(Requirements)
Transcribe all the records with complete accuracy.

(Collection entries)

---

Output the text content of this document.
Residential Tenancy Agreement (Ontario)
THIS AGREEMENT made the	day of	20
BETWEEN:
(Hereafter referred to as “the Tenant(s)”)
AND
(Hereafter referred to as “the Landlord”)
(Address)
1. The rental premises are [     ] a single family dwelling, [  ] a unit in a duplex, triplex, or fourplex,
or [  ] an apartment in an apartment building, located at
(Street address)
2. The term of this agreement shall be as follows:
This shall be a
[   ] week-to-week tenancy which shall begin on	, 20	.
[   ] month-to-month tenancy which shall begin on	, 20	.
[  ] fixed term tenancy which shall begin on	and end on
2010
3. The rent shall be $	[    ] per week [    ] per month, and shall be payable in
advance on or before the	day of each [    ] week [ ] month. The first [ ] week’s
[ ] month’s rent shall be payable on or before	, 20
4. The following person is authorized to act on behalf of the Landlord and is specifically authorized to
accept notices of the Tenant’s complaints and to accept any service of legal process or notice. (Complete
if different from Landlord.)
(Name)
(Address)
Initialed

---

(Result)
Output the text content of this document.
Residential Tenancy Agreement (Ontario)
THIS AGREEMENT made the	day of	20
BETWEEN:
(Hereafter referred to as “the Tenant(s)”)
AND
(Hereafter referred to as “the Landlord”)
(Address)
1. The rental premises are [     ] a single family dwelling, [  ] a unit in a duplex, triplex, or fourplex,
or [  ] an apartment in an apartment building, located at
(Street address)
2. The term of this agreement shall be as follows:
This shall be a
[   ] week-to-week tenancy which shall begin on	, 20	.
[   ] month-to-month tenancy which shall begin on	, 20	.
[  ] fixed term tenancy which shall begin on	and end on
2010
3. The rent shall be $	[    ] per week [    ] per month, and shall be payable in
advance on or before the	day of each [    ] week [ ] month. The first [ ] week’s
[ ] month’s rent shall be payable on or before	, 20
4. The following person is authorized to act on behalf of the Landlord and is specifically authorized to
accept notices of the Tenant’s complaints and to accept any service of legal process or notice. (Complete
if different from Landlord.)
(Name)
(Address)
Initialed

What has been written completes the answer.